→ **Task directions**: Reproduce each line exactly, including spacing and punctuation.

→ **Material**:

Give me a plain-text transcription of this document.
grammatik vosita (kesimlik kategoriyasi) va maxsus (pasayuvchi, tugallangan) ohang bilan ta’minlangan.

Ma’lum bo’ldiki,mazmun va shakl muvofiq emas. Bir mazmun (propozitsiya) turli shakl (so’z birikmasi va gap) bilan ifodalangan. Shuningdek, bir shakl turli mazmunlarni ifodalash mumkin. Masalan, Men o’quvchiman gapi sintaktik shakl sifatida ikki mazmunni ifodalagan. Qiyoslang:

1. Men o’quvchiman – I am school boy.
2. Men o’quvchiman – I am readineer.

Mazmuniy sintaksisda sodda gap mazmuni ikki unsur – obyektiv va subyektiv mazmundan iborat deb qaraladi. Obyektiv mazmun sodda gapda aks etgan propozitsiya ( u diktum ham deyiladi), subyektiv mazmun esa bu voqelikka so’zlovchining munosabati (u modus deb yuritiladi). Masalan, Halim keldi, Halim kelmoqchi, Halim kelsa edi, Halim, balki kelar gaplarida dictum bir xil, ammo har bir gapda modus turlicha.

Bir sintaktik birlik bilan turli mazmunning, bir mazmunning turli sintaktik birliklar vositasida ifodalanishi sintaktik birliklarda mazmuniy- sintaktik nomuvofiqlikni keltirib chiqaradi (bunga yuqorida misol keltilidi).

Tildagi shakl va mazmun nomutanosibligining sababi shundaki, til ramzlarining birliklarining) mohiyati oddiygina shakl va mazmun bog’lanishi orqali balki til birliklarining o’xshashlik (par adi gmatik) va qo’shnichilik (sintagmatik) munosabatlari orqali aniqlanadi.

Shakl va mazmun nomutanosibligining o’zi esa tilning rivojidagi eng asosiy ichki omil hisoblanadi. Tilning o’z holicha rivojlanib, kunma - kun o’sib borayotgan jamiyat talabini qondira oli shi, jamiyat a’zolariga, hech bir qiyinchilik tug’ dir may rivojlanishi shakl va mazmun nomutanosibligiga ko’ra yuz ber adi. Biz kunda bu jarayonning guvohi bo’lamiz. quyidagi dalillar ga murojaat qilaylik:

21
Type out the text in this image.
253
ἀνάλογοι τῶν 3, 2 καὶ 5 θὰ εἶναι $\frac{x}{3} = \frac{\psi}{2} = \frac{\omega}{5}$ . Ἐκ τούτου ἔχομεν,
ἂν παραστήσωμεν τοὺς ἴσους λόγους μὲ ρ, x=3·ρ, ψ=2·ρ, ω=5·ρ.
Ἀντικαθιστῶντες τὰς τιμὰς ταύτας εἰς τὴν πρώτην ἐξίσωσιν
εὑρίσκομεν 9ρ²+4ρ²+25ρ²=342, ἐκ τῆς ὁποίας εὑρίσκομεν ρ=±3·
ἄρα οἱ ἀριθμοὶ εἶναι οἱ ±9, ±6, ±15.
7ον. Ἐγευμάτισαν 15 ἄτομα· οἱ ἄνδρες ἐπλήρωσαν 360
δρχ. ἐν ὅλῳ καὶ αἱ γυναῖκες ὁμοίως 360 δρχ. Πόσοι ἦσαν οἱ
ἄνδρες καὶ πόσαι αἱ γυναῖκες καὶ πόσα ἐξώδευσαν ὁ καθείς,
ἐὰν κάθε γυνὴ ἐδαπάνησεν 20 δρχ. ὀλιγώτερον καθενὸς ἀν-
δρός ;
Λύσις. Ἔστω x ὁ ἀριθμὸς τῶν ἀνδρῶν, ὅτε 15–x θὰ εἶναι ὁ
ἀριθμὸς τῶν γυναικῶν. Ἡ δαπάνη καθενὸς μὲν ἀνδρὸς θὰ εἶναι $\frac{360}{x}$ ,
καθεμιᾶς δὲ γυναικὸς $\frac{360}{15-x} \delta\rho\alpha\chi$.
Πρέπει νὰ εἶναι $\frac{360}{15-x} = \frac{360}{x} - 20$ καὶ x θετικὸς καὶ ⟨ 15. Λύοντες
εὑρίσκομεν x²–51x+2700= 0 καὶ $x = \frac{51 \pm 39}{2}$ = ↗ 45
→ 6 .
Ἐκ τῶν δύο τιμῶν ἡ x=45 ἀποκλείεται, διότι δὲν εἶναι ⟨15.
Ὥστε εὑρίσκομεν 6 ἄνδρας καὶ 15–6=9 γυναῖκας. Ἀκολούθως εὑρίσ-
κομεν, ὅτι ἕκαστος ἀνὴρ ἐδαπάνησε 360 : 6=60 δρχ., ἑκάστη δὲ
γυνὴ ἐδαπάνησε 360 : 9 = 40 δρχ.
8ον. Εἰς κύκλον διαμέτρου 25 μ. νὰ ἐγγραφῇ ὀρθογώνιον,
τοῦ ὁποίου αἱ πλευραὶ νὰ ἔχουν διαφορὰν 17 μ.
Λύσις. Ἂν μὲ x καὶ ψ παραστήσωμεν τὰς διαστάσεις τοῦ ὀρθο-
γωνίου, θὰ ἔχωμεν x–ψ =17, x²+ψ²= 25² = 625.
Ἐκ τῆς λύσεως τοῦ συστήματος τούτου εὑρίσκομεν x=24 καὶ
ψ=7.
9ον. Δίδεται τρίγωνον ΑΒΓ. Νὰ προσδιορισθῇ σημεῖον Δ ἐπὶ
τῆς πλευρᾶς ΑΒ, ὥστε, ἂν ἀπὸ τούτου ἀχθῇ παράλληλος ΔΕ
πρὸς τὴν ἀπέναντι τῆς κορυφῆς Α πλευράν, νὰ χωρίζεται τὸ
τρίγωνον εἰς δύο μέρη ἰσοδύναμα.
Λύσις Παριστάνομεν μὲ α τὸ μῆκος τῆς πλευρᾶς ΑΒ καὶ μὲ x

→ **Written answer**:
Give me a plain-text transcription of this document.
grammatik vosita (kesimlik kategoriyasi) va maxsus (pasayuvchi, tugallangan) ohang bilan ta’minlangan.

Ma’lum bo’ldiki,mazmun va shakl muvofiq emas. Bir mazmun (propozitsiya) turli shakl (so’z birikmasi va gap) bilan ifodalangan. Shuningdek, bir shakl turli mazmunlarni ifodalash mumkin. Masalan, Men o’quvchiman gapi sintaktik shakl sifatida ikki mazmunni ifodalagan. Qiyoslang:

1. Men o’quvchiman – I am school boy.
2. Men o’quvchiman – I am readineer.

Mazmuniy sintaksisda sodda gap mazmuni ikki unsur – obyektiv va subyektiv mazmundan iborat deb qaraladi. Obyektiv mazmun sodda gapda aks etgan propozitsiya ( u diktum ham deyiladi), subyektiv mazmun esa bu voqelikka so’zlovchining munosabati (u modus deb yuritiladi). Masalan, Halim keldi, Halim kelmoqchi, Halim kelsa edi, Halim, balki kelar gaplarida dictum bir xil, ammo har bir gapda modus turlicha.

Bir sintaktik birlik bilan turli mazmunning, bir mazmunning turli sintaktik birliklar vositasida ifodalanishi sintaktik birliklarda mazmuniy- sintaktik nomuvofiqlikni keltirib chiqaradi (bunga yuqorida misol keltilidi).

Tildagi shakl va mazmun nomutanosibligining sababi shundaki, til ramzlarining birliklarining) mohiyati oddiygina shakl va mazmun bog’lanishi orqali balki til birliklarining o’xshashlik (par adi gmatik) va qo’shnichilik (sintagmatik) munosabatlari orqali aniqlanadi.

Shakl va mazmun nomutanosibligining o’zi esa tilning rivojidagi eng asosiy ichki omil hisoblanadi. Tilning o’z holicha rivojlanib, kunma - kun o’sib borayotgan jamiyat talabini qondira oli shi, jamiyat a’zolariga, hech bir qiyinchilik tug’ dir may rivojlanishi shakl va mazmun nomutanosibligiga ko’ra yuz ber adi. Biz kunda bu jarayonning guvohi bo’lamiz. quyidagi dalillar ga murojaat qilaylik:

21
Type out the text in this image.
253
ἀνάλογοι τῶν 3, 2 καὶ 5 θὰ εἶναι $\frac{x}{3} = \frac{\psi}{2} = \frac{\omega}{5}$ . Ἐκ τούτου ἔχομεν,
ἂν παραστήσωμεν τοὺς ἴσους λόγους μὲ ρ, x=3·ρ, ψ=2·ρ, ω=5·ρ.
Ἀντικαθιστῶντες τὰς τιμὰς ταύτας εἰς τὴν πρώτην ἐξίσωσιν
εὑρίσκομεν 9ρ²+4ρ²+25ρ²=342, ἐκ τῆς ὁποίας εὑρίσκομεν ρ=±3·
ἄρα οἱ ἀριθμοὶ εἶναι οἱ ±9, ±6, ±15.
7ον. Ἐγευμάτισαν 15 ἄτομα· οἱ ἄνδρες ἐπλήρωσαν 360
δρχ. ἐν ὅλῳ καὶ αἱ γυναῖκες ὁμοίως 360 δρχ. Πόσοι ἦσαν οἱ
ἄνδρες καὶ πόσαι αἱ γυναῖκες καὶ πόσα ἐξώδευσαν ὁ καθείς,
ἐὰν κάθε γυνὴ ἐδαπάνησεν 20 δρχ. ὀλιγώτερον καθενὸς ἀν-
δρός ;
Λύσις. Ἔστω x ὁ ἀριθμὸς τῶν ἀνδρῶν, ὅτε 15–x θὰ εἶναι ὁ
ἀριθμὸς τῶν γυναικῶν. Ἡ δαπάνη καθενὸς μὲν ἀνδρὸς θὰ εἶναι $\frac{360}{x}$ ,
καθεμιᾶς δὲ γυναικὸς $\frac{360}{15-x} \delta\rho\alpha\chi$.
Πρέπει νὰ εἶναι $\frac{360}{15-x} = \frac{360}{x} - 20$ καὶ x θετικὸς καὶ ⟨ 15. Λύοντες
εὑρίσκομεν x²–51x+2700= 0 καὶ $x = \frac{51 \pm 39}{2}$ = ↗ 45
→ 6 .
Ἐκ τῶν δύο τιμῶν ἡ x=45 ἀποκλείεται, διότι δὲν εἶναι ⟨15.
Ὥστε εὑρίσκομεν 6 ἄνδρας καὶ 15–6=9 γυναῖκας. Ἀκολούθως εὑρίσ-
κομεν, ὅτι ἕκαστος ἀνὴρ ἐδαπάνησε 360 : 6=60 δρχ., ἑκάστη δὲ
γυνὴ ἐδαπάνησε 360 : 9 = 40 δρχ.
8ον. Εἰς κύκλον διαμέτρου 25 μ. νὰ ἐγγραφῇ ὀρθογώνιον,
τοῦ ὁποίου αἱ πλευραὶ νὰ ἔχουν διαφορὰν 17 μ.
Λύσις. Ἂν μὲ x καὶ ψ παραστήσωμεν τὰς διαστάσεις τοῦ ὀρθο-
γωνίου, θὰ ἔχωμεν x–ψ =17, x²+ψ²= 25² = 625.
Ἐκ τῆς λύσεως τοῦ συστήματος τούτου εὑρίσκομεν x=24 καὶ
ψ=7.
9ον. Δίδεται τρίγωνον ΑΒΓ. Νὰ προσδιορισθῇ σημεῖον Δ ἐπὶ
τῆς πλευρᾶς ΑΒ, ὥστε, ἂν ἀπὸ τούτου ἀχθῇ παράλληλος ΔΕ
πρὸς τὴν ἀπέναντι τῆς κορυφῆς Α πλευράν, νὰ χωρίζεται τὸ
τρίγωνον εἰς δύο μέρη ἰσοδύναμα.
Λύσις Παριστάνομεν μὲ α τὸ μῆκος τῆς πλευρᾶς ΑΒ καὶ μὲ x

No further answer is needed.